→ Text passage:
──────────────────────────────
4th International Workshop on Computational Approaches to Historical Language Change 2023

Event Notification Type: 
Call for Papers
Abbreviated Title: 
LChange’23
Location: 
EMNLP 2023
Sunday, 10 December 2023
City: 
Singapore
Submission Deadline: 
Friday, 1 September 2023

Workshop description

The fourth LChange workshop will be co-located with EMNLP 2023 to be held in Singapore, during December 6-10, 2023 as a hybrid event.

This workshop builds on the success of the three previous events: 2022 , 2021 , 2019

The call for papers will be similar to last time: all aspects around computational approaches to historical language change with a focus on digital text corpora.
LChange explores state-of-the-art computational methodologies, theories and digital text resources to investigate the time-varying nature of human language.
──────────────────────────────
→ Material:
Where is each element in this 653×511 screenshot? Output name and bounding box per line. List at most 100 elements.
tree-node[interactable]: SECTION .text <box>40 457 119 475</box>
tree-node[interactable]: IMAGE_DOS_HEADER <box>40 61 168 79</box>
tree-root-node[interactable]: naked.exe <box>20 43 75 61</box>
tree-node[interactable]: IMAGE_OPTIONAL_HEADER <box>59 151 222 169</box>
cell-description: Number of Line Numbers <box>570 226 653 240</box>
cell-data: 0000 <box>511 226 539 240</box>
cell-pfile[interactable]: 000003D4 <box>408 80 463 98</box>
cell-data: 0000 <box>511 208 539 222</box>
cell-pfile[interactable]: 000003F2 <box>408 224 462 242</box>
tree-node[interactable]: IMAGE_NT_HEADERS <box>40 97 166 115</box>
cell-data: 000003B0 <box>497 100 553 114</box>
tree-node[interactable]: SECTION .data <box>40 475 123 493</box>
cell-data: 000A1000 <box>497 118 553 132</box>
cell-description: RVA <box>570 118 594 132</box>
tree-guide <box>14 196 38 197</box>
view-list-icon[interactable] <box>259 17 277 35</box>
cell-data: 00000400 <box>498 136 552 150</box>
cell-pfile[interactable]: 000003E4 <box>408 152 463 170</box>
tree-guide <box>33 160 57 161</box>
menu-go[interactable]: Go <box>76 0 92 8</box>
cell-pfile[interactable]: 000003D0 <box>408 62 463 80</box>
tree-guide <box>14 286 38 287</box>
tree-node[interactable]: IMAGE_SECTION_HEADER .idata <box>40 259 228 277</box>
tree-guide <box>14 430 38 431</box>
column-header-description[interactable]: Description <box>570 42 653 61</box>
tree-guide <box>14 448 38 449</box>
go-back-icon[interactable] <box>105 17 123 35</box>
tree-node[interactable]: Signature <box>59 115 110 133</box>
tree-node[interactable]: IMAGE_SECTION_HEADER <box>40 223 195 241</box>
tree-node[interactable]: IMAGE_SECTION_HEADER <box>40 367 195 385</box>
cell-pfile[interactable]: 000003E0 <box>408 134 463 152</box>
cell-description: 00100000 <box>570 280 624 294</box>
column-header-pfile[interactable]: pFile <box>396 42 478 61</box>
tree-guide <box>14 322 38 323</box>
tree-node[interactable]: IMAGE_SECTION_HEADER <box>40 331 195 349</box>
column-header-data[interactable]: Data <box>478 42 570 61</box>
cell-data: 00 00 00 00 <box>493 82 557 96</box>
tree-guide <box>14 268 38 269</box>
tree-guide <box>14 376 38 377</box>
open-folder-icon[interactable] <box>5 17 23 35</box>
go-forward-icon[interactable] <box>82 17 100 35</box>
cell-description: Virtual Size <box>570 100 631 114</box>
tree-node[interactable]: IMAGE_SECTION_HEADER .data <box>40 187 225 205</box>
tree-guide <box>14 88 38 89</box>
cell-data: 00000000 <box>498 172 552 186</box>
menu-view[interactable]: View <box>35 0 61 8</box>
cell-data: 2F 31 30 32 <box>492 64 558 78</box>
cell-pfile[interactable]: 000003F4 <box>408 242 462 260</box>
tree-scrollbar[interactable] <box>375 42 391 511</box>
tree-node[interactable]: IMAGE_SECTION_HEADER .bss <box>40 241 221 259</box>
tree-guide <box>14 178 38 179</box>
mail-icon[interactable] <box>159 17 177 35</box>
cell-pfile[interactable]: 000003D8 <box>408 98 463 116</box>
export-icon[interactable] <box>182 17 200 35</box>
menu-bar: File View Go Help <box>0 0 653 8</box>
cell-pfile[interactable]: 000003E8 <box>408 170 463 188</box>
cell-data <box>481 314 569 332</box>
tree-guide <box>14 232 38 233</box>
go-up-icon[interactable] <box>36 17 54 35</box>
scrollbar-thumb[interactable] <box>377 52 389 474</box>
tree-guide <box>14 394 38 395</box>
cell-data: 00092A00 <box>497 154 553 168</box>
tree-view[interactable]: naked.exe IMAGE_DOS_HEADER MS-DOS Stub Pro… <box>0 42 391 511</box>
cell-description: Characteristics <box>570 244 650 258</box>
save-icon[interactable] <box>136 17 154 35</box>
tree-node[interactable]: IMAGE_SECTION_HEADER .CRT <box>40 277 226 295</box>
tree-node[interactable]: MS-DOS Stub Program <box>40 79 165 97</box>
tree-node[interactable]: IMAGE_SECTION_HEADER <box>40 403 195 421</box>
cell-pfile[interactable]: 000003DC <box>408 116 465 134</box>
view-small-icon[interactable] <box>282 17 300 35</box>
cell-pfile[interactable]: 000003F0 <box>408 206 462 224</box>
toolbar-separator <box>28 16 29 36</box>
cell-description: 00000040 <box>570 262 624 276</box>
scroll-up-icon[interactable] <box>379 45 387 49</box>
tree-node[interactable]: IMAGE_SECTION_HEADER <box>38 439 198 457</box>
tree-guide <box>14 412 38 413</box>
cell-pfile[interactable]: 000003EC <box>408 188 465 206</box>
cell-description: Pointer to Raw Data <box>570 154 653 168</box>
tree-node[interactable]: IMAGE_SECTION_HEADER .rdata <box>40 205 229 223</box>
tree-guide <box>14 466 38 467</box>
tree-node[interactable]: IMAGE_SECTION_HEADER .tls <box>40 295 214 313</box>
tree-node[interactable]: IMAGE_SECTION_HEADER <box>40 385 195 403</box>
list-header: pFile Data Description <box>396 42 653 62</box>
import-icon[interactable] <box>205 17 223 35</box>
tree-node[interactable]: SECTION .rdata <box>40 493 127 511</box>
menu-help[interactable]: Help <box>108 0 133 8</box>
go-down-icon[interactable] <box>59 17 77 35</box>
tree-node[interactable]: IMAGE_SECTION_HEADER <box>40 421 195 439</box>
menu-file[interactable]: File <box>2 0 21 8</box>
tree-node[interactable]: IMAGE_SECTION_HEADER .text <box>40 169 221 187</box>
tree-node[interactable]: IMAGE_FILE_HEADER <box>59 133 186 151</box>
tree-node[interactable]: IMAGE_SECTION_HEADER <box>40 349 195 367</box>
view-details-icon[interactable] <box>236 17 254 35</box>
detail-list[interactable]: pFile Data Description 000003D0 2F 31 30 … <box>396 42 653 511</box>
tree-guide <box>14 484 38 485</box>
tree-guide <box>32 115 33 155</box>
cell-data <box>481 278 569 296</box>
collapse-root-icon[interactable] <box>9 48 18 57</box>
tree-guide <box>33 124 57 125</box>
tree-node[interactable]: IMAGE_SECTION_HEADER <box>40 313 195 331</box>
──────────────────────────────
→ What you have to do: Recast the paragraph of the workshop call that begins "The call for papers will be similar" as a short bulleted list that keeps its main facts.

→ Written solution:
- The call for papers will resemble last time's.
- Scope: all aspects of computational approaches to historical language change, with a focus on digital text corpora.
- LChange explores state-of-the-art computational methodologies, theories and digital text resources to study how human language varies over time.